> **Records for processing**:
════════════════════
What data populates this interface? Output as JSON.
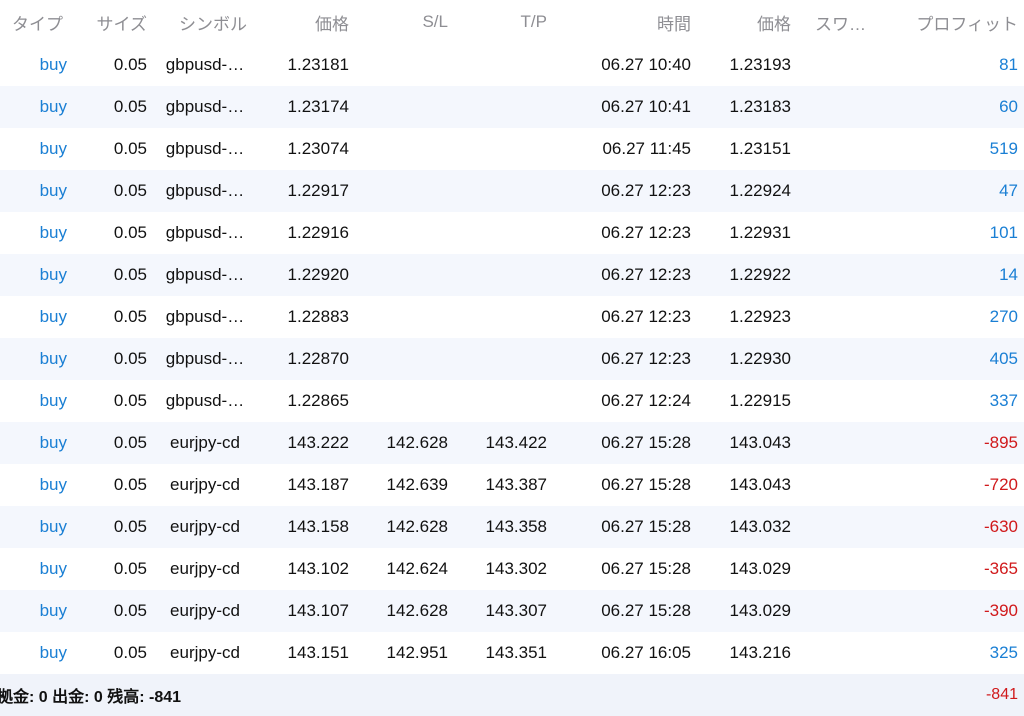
{
  "header": {
    "type": "タイプ",
    "size": "サイズ",
    "symbol": "シンボル",
    "price": "価格",
    "sl": "S/L",
    "tp": "T/P",
    "time": "時間",
    "price2": "価格",
    "swap": "スワ…",
    "profit": "プロフィット"
  },
  "rows": [
    {
      "type": "buy",
      "size": "0.05",
      "symbol": "gbpusd-…",
      "price": "1.23181",
      "sl": "",
      "tp": "",
      "time": "06.27 10:40",
      "price2": "1.23193",
      "swap": "",
      "profit": "81"
    },
    {
      "type": "buy",
      "size": "0.05",
      "symbol": "gbpusd-…",
      "price": "1.23174",
      "sl": "",
      "tp": "",
      "time": "06.27 10:41",
      "price2": "1.23183",
      "swap": "",
      "profit": "60"
    },
    {
      "type": "buy",
      "size": "0.05",
      "symbol": "gbpusd-…",
      "price": "1.23074",
      "sl": "",
      "tp": "",
      "time": "06.27 11:45",
      "price2": "1.23151",
      "swap": "",
      "profit": "519"
    },
    {
      "type": "buy",
      "size": "0.05",
      "symbol": "gbpusd-…",
      "price": "1.22917",
      "sl": "",
      "tp": "",
      "time": "06.27 12:23",
      "price2": "1.22924",
      "swap": "",
      "profit": "47"
    },
    {
      "type": "buy",
      "size": "0.05",
      "symbol": "gbpusd-…",
      "price": "1.22916",
      "sl": "",
      "tp": "",
      "time": "06.27 12:23",
      "price2": "1.22931",
      "swap": "",
      "profit": "101"
    },
    {
      "type": "buy",
      "size": "0.05",
      "symbol": "gbpusd-…",
      "price": "1.22920",
      "sl": "",
      "tp": "",
      "time": "06.27 12:23",
      "price2": "1.22922",
      "swap": "",
      "profit": "14"
    },
    {
      "type": "buy",
      "size": "0.05",
      "symbol": "gbpusd-…",
      "price": "1.22883",
      "sl": "",
      "tp": "",
      "time": "06.27 12:23",
      "price2": "1.22923",
      "swap": "",
      "profit": "270"
    },
    {
      "type": "buy",
      "size": "0.05",
      "symbol": "gbpusd-…",
      "price": "1.22870",
      "sl": "",
      "tp": "",
      "time": "06.27 12:23",
      "price2": "1.22930",
      "swap": "",
      "profit": "405"
    },
    {
      "type": "buy",
      "size": "0.05",
      "symbol": "gbpusd-…",
      "price": "1.22865",
      "sl": "",
      "tp": "",
      "time": "06.27 12:24",
      "price2": "1.22915",
      "swap": "",
      "profit": "337"
    },
    {
      "type": "buy",
      "size": "0.05",
      "symbol": "eurjpy-cd",
      "price": "143.222",
      "sl": "142.628",
      "tp": "143.422",
      "time": "06.27 15:28",
      "price2": "143.043",
      "swap": "",
      "profit": "-895"
    },
    {
      "type": "buy",
      "size": "0.05",
      "symbol": "eurjpy-cd",
      "price": "143.187",
      "sl": "142.639",
      "tp": "143.387",
      "time": "06.27 15:28",
      "price2": "143.043",
      "swap": "",
      "profit": "-720"
    },
    {
      "type": "buy",
      "size": "0.05",
      "symbol": "eurjpy-cd",
      "price": "143.158",
      "sl": "142.628",
      "tp": "143.358",
      "time": "06.27 15:28",
      "price2": "143.032",
      "swap": "",
      "profit": "-630"
    },
    {
      "type": "buy",
      "size": "0.05",
      "symbol": "eurjpy-cd",
      "price": "143.102",
      "sl": "142.624",
      "tp": "143.302",
      "time": "06.27 15:28",
      "price2": "143.029",
      "swap": "",
      "profit": "-365"
    },
    {
      "type": "buy",
      "size": "0.05",
      "symbol": "eurjpy-cd",
      "price": "143.107",
      "sl": "142.628",
      "tp": "143.307",
      "time": "06.27 15:28",
      "price2": "143.029",
      "swap": "",
      "profit": "-390"
    },
    {
      "type": "buy",
      "size": "0.05",
      "symbol": "eurjpy-cd",
      "price": "143.151",
      "sl": "142.951",
      "tp": "143.351",
      "time": "06.27 16:05",
      "price2": "143.216",
      "swap": "",
      "profit": "325"
    }
  ],
  "footer": {
    "summary": "拠金: 0 出金: 0 残高: -841",
    "profit": "-841"
  },
  "colors": {
    "buy": "#1a7fd4",
    "profit_positive": "#1a7fd4",
    "profit_negative": "#d0191b",
    "header_text": "#8e8e93",
    "alt_row_background": "#f4f7fd"
  }
}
════════════════════
Quote the material exactly. Pictures stay out.

What data populates this interface? Output as JSON.
{
  "header": {
    "type": "タイプ",
    "size": "サイズ",
    "symbol": "シンボル",
    "price": "価格",
    "sl": "S/L",
    "tp": "T/P",
    "time": "時間",
    "price2": "価格",
    "swap": "スワ…",
    "profit": "プロフィット"
  },
  "rows": [
    {
      "type": "buy",
      "size": "0.05",
      "symbol": "gbpusd-…",
      "price": "1.23181",
      "sl": "",
      "tp": "",
      "time": "06.27 10:40",
      "price2": "1.23193",
      "swap": "",
      "profit": "81"
    },
    {
      "type": "buy",
      "size": "0.05",
      "symbol": "gbpusd-…",
      "price": "1.23174",
      "sl": "",
      "tp": "",
      "time": "06.27 10:41",
      "price2": "1.23183",
      "swap": "",
      "profit": "60"
    },
    {
      "type": "buy",
      "size": "0.05",
      "symbol": "gbpusd-…",
      "price": "1.23074",
      "sl": "",
      "tp": "",
      "time": "06.27 11:45",
      "price2": "1.23151",
      "swap": "",
      "profit": "519"
    },
    {
      "type": "buy",
      "size": "0.05",
      "symbol": "gbpusd-…",
      "price": "1.22917",
      "sl": "",
      "tp": "",
      "time": "06.27 12:23",
      "price2": "1.22924",
      "swap": "",
      "profit": "47"
    },
    {
      "type": "buy",
      "size": "0.05",
      "symbol": "gbpusd-…",
      "price": "1.22916",
      "sl": "",
      "tp": "",
      "time": "06.27 12:23",
      "price2": "1.22931",
      "swap": "",
      "profit": "101"
    },
    {
      "type": "buy",
      "size": "0.05",
      "symbol": "gbpusd-…",
      "price": "1.22920",
      "sl": "",
      "tp": "",
      "time": "06.27 12:23",
      "price2": "1.22922",
      "swap": "",
      "profit": "14"
    },
    {
      "type": "buy",
      "size": "0.05",
      "symbol": "gbpusd-…",
      "price": "1.22883",
      "sl": "",
      "tp": "",
      "time": "06.27 12:23",
      "price2": "1.22923",
      "swap": "",
      "profit": "270"
    },
    {
      "type": "buy",
      "size": "0.05",
      "symbol": "gbpusd-…",
      "price": "1.22870",
      "sl": "",
      "tp": "",
      "time": "06.27 12:23",
      "price2": "1.22930",
      "swap": "",
      "profit": "405"
    },
    {
      "type": "buy",
      "size": "0.05",
      "symbol": "gbpusd-…",
      "price": "1.22865",
      "sl": "",
      "tp": "",
      "time": "06.27 12:24",
      "price2": "1.22915",
      "swap": "",
      "profit": "337"
    },
    {
      "type": "buy",
      "size": "0.05",
      "symbol": "eurjpy-cd",
      "price": "143.222",
      "sl": "142.628",
      "tp": "143.422",
      "time": "06.27 15:28",
      "price2": "143.043",
      "swap": "",
      "profit": "-895"
    },
    {
      "type": "buy",
      "size": "0.05",
      "symbol": "eurjpy-cd",
      "price": "143.187",
      "sl": "142.639",
      "tp": "143.387",
      "time": "06.27 15:28",
      "price2": "143.043",
      "swap": "",
      "profit": "-720"
    },
    {
      "type": "buy",
      "size": "0.05",
      "symbol": "eurjpy-cd",
      "price": "143.158",
      "sl": "142.628",
      "tp": "143.358",
      "time": "06.27 15:28",
      "price2": "143.032",
      "swap": "",
      "profit": "-630"
    },
    {
      "type": "buy",
      "size": "0.05",
      "symbol": "eurjpy-cd",
      "price": "143.102",
      "sl": "142.624",
      "tp": "143.302",
      "time": "06.27 15:28",
      "price2": "143.029",
      "swap": "",
      "profit": "-365"
    },
    {
      "type": "buy",
      "size": "0.05",
      "symbol": "eurjpy-cd",
      "price": "143.107",
      "sl": "142.628",
      "tp": "143.307",
      "time": "06.27 15:28",
      "price2": "143.029",
      "swap": "",
      "profit": "-390"
    },
    {
      "type": "buy",
      "size": "0.05",
      "symbol": "eurjpy-cd",
      "price": "143.151",
      "sl": "142.951",
      "tp": "143.351",
      "time": "06.27 16:05",
      "price2": "143.216",
      "swap": "",
      "profit": "325"
    }
  ],
  "footer": {
    "summary": "拠金: 0 出金: 0 残高: -841",
    "profit": "-841"
  },
  "colors": {
    "buy": "#1a7fd4",
    "profit_positive": "#1a7fd4",
    "profit_negative": "#d0191b",
    "header_text": "#8e8e93",
    "alt_row_background": "#f4f7fd"
  }
}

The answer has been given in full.